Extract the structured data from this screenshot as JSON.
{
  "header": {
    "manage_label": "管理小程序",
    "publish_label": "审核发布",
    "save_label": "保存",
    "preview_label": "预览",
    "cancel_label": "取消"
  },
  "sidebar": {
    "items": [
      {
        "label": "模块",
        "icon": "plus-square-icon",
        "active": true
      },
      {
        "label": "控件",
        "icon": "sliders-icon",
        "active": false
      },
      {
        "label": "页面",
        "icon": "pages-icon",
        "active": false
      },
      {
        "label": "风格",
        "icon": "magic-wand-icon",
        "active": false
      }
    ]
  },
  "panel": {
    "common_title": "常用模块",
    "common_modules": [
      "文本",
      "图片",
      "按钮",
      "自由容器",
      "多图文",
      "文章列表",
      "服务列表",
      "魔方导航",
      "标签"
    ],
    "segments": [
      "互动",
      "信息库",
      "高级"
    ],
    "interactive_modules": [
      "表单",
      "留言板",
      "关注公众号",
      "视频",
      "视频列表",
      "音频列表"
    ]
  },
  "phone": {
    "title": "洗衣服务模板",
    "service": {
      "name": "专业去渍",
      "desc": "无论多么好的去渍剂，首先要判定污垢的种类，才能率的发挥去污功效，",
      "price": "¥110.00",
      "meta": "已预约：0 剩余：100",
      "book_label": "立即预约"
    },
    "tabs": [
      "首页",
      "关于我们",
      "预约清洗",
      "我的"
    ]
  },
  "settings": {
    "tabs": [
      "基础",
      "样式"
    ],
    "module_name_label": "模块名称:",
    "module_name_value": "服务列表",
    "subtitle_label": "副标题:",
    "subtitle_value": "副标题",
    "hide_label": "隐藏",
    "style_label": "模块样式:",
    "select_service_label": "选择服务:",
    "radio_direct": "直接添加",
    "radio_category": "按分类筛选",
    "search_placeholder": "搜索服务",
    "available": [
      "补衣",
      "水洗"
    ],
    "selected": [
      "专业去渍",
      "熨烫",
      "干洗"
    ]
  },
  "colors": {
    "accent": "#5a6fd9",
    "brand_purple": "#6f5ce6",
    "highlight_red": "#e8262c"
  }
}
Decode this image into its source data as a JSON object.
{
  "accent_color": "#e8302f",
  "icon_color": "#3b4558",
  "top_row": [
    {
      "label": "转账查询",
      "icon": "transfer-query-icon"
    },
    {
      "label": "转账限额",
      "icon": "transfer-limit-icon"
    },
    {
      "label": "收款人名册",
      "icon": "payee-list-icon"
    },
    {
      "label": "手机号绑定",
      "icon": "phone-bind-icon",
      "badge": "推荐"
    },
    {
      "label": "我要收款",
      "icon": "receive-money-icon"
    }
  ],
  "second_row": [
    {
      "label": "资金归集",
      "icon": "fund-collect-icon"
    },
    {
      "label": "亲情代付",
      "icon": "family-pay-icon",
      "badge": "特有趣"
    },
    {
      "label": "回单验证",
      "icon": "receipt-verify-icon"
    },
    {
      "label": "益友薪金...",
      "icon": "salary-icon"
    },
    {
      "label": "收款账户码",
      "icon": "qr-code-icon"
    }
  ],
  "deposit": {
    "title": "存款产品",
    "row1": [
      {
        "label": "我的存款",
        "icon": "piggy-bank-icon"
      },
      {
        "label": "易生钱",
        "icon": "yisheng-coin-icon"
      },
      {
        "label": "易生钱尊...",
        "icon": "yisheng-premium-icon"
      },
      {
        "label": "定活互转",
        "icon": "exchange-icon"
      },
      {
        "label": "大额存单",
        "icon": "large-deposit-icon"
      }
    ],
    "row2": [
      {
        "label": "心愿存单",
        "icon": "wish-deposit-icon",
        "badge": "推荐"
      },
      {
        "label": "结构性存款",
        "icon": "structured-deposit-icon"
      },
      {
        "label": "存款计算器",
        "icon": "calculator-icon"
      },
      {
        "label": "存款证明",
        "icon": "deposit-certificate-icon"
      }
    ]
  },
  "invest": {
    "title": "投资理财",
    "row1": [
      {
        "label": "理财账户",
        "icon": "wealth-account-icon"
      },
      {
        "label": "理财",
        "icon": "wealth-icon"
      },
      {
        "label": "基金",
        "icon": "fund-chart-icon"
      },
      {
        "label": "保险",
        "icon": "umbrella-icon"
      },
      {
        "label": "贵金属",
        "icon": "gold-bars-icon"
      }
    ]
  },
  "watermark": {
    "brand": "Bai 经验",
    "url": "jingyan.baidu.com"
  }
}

════

Go through the data and return every record exactly.

TASK SOLUTION –
Extract the structured data from this screenshot as JSON.
{
  "header": {
    "manage_label": "管理小程序",
    "publish_label": "审核发布",
    "save_label": "保存",
    "preview_label": "预览",
    "cancel_label": "取消"
  },
  "sidebar": {
    "items": [
      {
        "label": "模块",
        "icon": "plus-square-icon",
        "active": true
      },
      {
        "label": "控件",
        "icon": "sliders-icon",
        "active": false
      },
      {
        "label": "页面",
        "icon": "pages-icon",
        "active": false
      },
      {
        "label": "风格",
        "icon": "magic-wand-icon",
        "active": false
      }
    ]
  },
  "panel": {
    "common_title": "常用模块",
    "common_modules": [
      "文本",
      "图片",
      "按钮",
      "自由容器",
      "多图文",
      "文章列表",
      "服务列表",
      "魔方导航",
      "标签"
    ],
    "segments": [
      "互动",
      "信息库",
      "高级"
    ],
    "interactive_modules": [
      "表单",
      "留言板",
      "关注公众号",
      "视频",
      "视频列表",
      "音频列表"
    ]
  },
  "phone": {
    "title": "洗衣服务模板",
    "service": {
      "name": "专业去渍",
      "desc": "无论多么好的去渍剂，首先要判定污垢的种类，才能率的发挥去污功效，",
      "price": "¥110.00",
      "meta": "已预约：0 剩余：100",
      "book_label": "立即预约"
    },
    "tabs": [
      "首页",
      "关于我们",
      "预约清洗",
      "我的"
    ]
  },
  "settings": {
    "tabs": [
      "基础",
      "样式"
    ],
    "module_name_label": "模块名称:",
    "module_name_value": "服务列表",
    "subtitle_label": "副标题:",
    "subtitle_value": "副标题",
    "hide_label": "隐藏",
    "style_label": "模块样式:",
    "select_service_label": "选择服务:",
    "radio_direct": "直接添加",
    "radio_category": "按分类筛选",
    "search_placeholder": "搜索服务",
    "available": [
      "补衣",
      "水洗"
    ],
    "selected": [
      "专业去渍",
      "熨烫",
      "干洗"
    ]
  },
  "colors": {
    "accent": "#5a6fd9",
    "brand_purple": "#6f5ce6",
    "highlight_red": "#e8262c"
  }
}
Decode this image into its source data as a JSON object.
{
  "accent_color": "#e8302f",
  "icon_color": "#3b4558",
  "top_row": [
    {
      "label": "转账查询",
      "icon": "transfer-query-icon"
    },
    {
      "label": "转账限额",
      "icon": "transfer-limit-icon"
    },
    {
      "label": "收款人名册",
      "icon": "payee-list-icon"
    },
    {
      "label": "手机号绑定",
      "icon": "phone-bind-icon",
      "badge": "推荐"
    },
    {
      "label": "我要收款",
      "icon": "receive-money-icon"
    }
  ],
  "second_row": [
    {
      "label": "资金归集",
      "icon": "fund-collect-icon"
    },
    {
      "label": "亲情代付",
      "icon": "family-pay-icon",
      "badge": "特有趣"
    },
    {
      "label": "回单验证",
      "icon": "receipt-verify-icon"
    },
    {
      "label": "益友薪金...",
      "icon": "salary-icon"
    },
    {
      "label": "收款账户码",
      "icon": "qr-code-icon"
    }
  ],
  "deposit": {
    "title": "存款产品",
    "row1": [
      {
        "label": "我的存款",
        "icon": "piggy-bank-icon"
      },
      {
        "label": "易生钱",
        "icon": "yisheng-coin-icon"
      },
      {
        "label": "易生钱尊...",
        "icon": "yisheng-premium-icon"
      },
      {
        "label": "定活互转",
        "icon": "exchange-icon"
      },
      {
        "label": "大额存单",
        "icon": "large-deposit-icon"
      }
    ],
    "row2": [
      {
        "label": "心愿存单",
        "icon": "wish-deposit-icon",
        "badge": "推荐"
      },
      {
        "label": "结构性存款",
        "icon": "structured-deposit-icon"
      },
      {
        "label": "存款计算器",
        "icon": "calculator-icon"
      },
      {
        "label": "存款证明",
        "icon": "deposit-certificate-icon"
      }
    ]
  },
  "invest": {
    "title": "投资理财",
    "row1": [
      {
        "label": "理财账户",
        "icon": "wealth-account-icon"
      },
      {
        "label": "理财",
        "icon": "wealth-icon"
      },
      {
        "label": "基金",
        "icon": "fund-chart-icon"
      },
      {
        "label": "保险",
        "icon": "umbrella-icon"
      },
      {
        "label": "贵金属",
        "icon": "gold-bars-icon"
      }
    ]
  },
  "watermark": {
    "brand": "Bai 经验",
    "url": "jingyan.baidu.com"
  }
}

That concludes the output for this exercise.